==== DATA SECTION
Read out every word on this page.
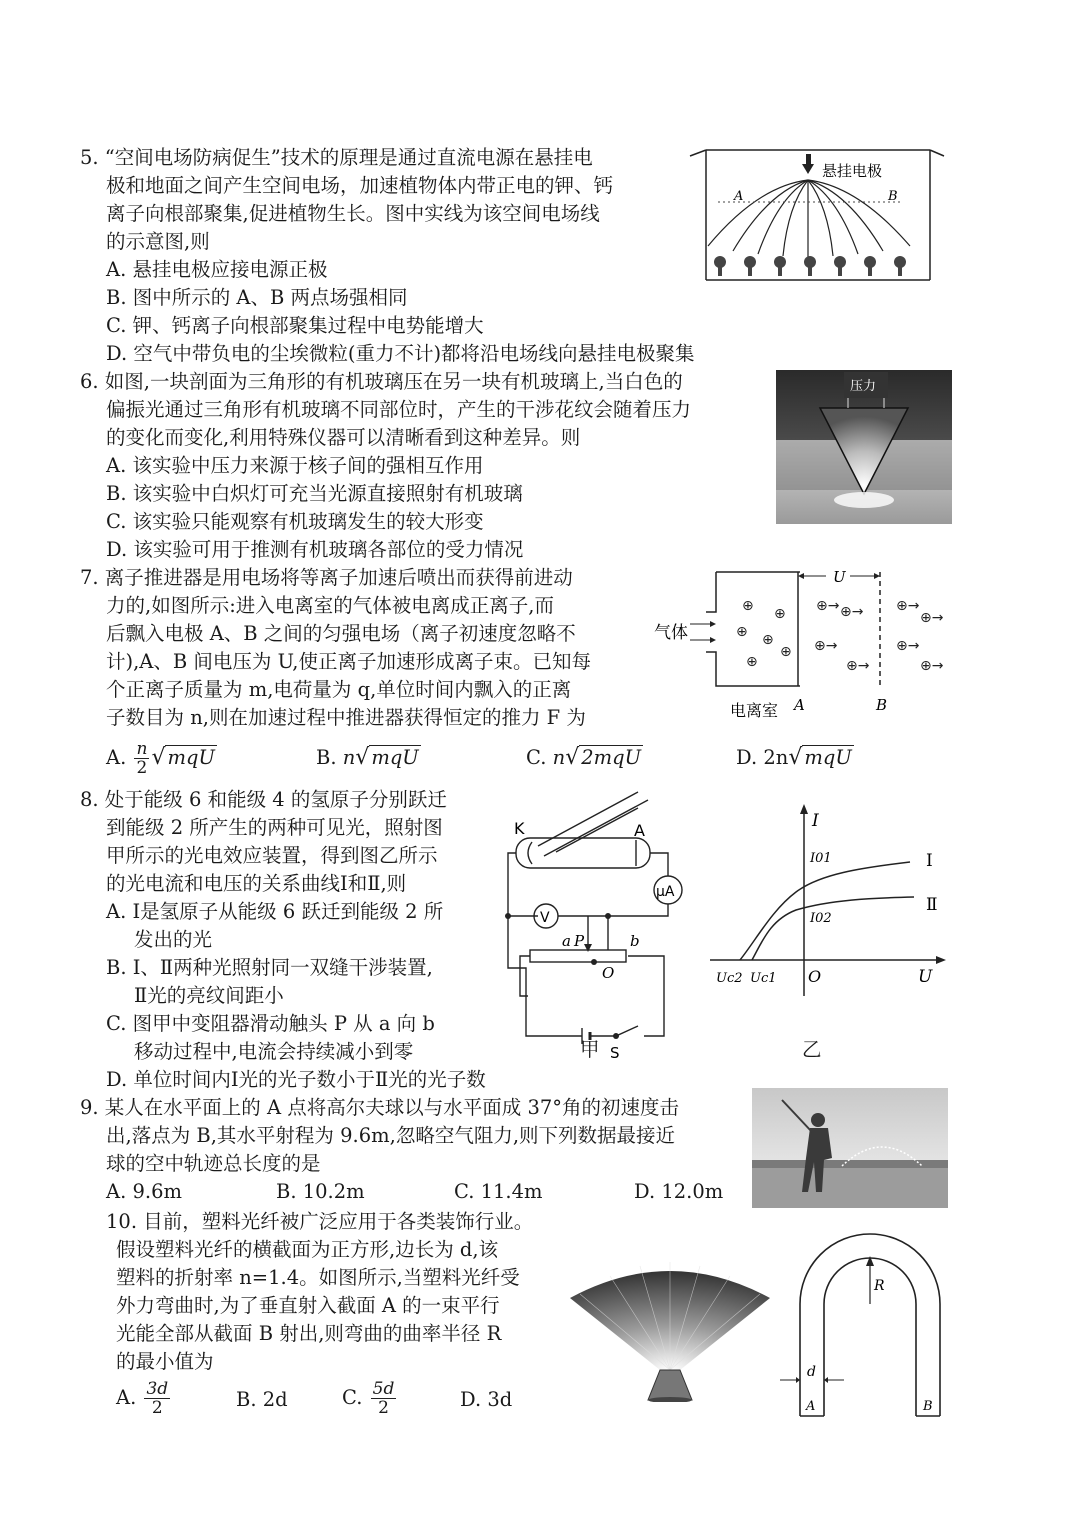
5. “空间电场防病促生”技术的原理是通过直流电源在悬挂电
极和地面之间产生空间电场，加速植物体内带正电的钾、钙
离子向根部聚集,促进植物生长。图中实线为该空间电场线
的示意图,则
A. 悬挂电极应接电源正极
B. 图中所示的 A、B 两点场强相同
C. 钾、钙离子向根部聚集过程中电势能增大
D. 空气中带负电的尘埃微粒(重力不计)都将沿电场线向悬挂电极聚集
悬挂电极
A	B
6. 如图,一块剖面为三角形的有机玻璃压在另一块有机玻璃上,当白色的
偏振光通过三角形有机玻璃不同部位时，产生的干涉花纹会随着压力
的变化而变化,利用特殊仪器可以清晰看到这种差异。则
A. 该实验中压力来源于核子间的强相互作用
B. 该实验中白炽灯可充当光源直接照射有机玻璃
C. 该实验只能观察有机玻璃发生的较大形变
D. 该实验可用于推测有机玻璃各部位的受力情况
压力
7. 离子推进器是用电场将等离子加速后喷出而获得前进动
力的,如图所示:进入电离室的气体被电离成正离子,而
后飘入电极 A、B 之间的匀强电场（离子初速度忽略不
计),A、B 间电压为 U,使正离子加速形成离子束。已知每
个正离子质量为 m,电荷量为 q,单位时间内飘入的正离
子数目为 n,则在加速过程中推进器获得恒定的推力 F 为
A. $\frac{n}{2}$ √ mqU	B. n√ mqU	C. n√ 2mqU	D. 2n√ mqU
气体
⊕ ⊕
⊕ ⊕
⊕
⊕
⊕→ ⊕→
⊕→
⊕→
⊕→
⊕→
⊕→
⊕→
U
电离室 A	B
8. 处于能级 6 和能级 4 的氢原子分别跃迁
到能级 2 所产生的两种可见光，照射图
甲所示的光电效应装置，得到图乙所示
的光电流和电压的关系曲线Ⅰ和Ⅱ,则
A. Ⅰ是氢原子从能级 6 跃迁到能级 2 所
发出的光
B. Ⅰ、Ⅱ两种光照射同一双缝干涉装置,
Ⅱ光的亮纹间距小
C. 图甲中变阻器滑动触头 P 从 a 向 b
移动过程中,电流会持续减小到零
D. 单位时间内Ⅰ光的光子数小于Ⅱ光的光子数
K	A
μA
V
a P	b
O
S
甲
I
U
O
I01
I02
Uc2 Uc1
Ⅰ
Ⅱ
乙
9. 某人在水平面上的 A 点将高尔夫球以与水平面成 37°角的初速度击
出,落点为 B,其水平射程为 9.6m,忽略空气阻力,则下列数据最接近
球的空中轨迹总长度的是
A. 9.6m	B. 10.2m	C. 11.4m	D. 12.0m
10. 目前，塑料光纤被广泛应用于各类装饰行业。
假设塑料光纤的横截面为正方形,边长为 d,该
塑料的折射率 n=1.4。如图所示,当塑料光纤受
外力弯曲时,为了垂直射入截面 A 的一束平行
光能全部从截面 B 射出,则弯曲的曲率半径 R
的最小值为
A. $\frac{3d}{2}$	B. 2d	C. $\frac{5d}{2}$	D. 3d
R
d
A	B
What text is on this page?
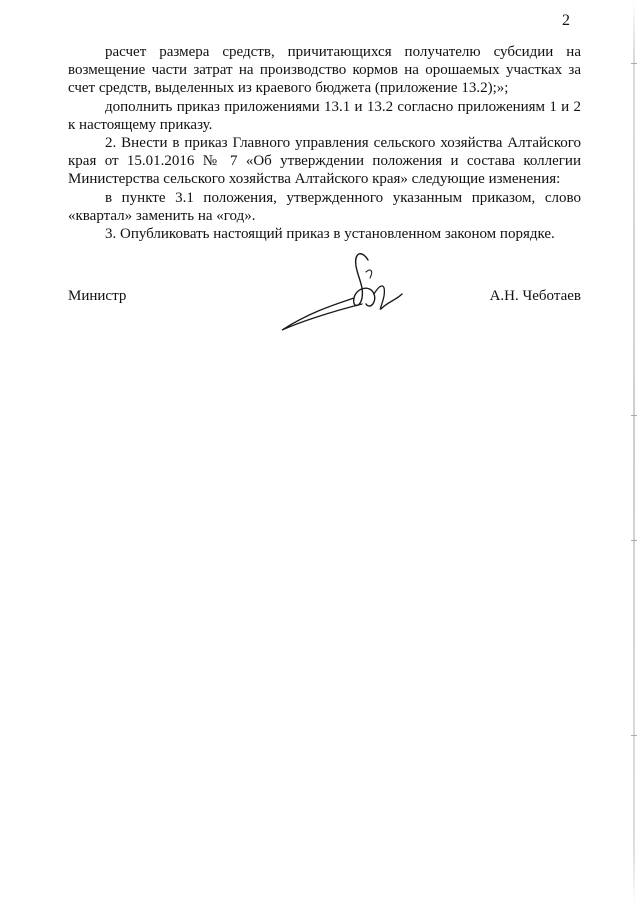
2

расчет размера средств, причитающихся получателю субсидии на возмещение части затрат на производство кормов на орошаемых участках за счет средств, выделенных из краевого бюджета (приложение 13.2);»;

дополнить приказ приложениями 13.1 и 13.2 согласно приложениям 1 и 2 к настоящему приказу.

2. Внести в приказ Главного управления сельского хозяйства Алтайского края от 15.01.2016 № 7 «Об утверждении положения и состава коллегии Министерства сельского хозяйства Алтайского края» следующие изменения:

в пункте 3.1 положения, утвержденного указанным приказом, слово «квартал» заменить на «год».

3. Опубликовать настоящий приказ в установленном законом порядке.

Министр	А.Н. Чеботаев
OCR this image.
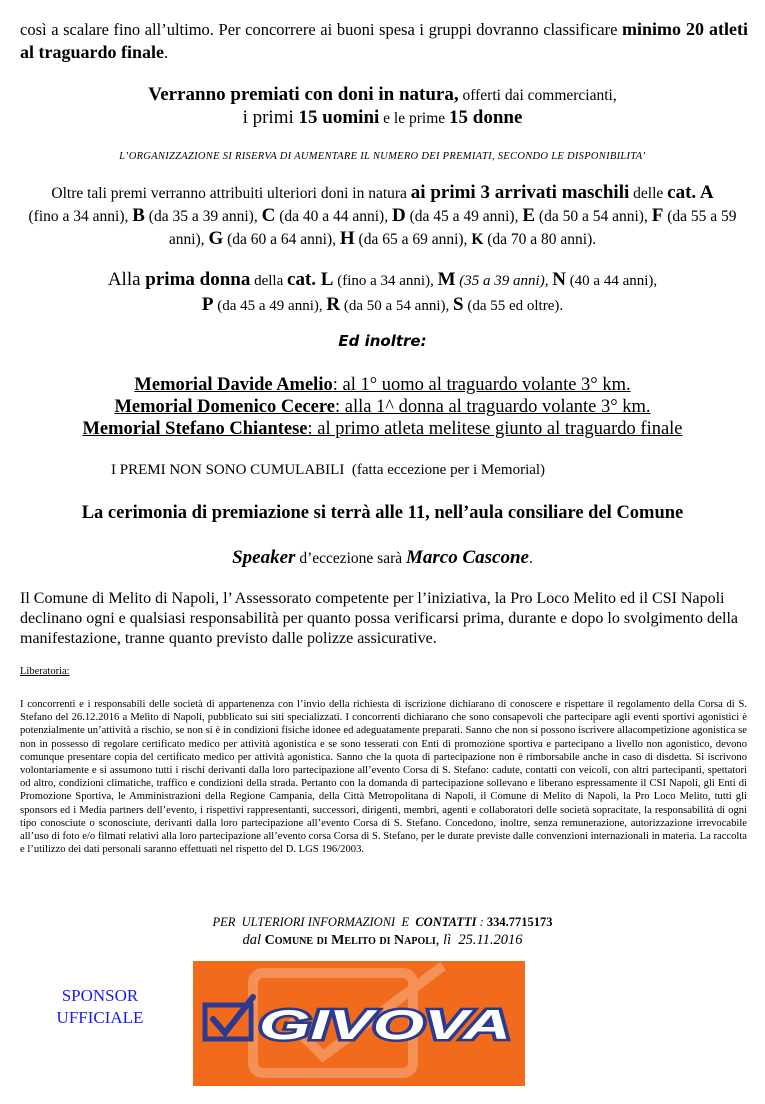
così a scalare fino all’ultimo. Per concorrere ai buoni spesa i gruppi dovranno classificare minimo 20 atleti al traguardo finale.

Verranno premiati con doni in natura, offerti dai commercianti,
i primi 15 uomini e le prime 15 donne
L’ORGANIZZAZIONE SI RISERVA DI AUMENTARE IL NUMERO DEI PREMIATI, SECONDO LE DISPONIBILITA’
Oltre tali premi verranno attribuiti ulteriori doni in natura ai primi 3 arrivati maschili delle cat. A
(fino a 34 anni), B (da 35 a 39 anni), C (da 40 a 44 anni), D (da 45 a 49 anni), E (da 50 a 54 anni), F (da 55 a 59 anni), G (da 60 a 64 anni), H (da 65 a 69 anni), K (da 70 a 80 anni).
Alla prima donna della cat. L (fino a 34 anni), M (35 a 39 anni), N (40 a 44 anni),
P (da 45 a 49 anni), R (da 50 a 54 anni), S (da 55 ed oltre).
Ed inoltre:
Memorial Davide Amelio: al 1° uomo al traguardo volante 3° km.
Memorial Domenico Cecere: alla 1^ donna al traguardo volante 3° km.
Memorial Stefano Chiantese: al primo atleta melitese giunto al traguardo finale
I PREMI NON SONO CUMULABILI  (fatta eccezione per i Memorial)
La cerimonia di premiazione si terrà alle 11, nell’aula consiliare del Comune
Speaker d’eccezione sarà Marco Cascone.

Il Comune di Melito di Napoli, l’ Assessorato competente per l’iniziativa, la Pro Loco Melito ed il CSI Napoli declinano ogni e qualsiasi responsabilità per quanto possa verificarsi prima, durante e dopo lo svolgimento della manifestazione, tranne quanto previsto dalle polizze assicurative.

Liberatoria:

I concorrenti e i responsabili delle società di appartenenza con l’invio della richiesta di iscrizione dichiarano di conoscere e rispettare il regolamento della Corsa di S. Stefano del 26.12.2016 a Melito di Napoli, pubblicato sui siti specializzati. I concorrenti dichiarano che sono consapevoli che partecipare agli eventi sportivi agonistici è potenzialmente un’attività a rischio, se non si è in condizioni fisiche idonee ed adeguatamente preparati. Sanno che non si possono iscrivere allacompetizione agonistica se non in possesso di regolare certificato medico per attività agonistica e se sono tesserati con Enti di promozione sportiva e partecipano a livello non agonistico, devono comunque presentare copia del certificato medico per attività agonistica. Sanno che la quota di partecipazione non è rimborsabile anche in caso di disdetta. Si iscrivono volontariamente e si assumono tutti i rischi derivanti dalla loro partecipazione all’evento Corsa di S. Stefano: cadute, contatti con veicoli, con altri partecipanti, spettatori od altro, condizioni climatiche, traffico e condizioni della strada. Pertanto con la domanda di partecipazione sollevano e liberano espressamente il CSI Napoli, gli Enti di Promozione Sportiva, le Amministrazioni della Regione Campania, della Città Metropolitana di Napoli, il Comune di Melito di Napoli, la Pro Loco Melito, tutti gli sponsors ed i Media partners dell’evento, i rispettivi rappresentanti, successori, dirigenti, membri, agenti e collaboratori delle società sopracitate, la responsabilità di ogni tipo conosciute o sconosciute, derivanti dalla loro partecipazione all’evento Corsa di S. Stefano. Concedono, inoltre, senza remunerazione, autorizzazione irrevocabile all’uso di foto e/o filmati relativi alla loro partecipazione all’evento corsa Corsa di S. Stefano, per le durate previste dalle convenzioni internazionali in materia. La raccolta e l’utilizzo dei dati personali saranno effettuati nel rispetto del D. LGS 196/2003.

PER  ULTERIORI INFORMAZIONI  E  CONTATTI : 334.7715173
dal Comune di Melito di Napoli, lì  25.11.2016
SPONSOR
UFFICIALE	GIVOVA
========
● **WHAT THE EXERCISE ASKS**: Pull out every line of the records above that contains the word "frac".

● **TASK SOLUTION**:
A. $\frac{n}{2}$ √ mqU	B. n√ mqU	C. n√ 2mqU	D. 2n√ mqU
A. $\frac{3d}{2}$	B. 2d	C. $\frac{5d}{2}$	D. 3d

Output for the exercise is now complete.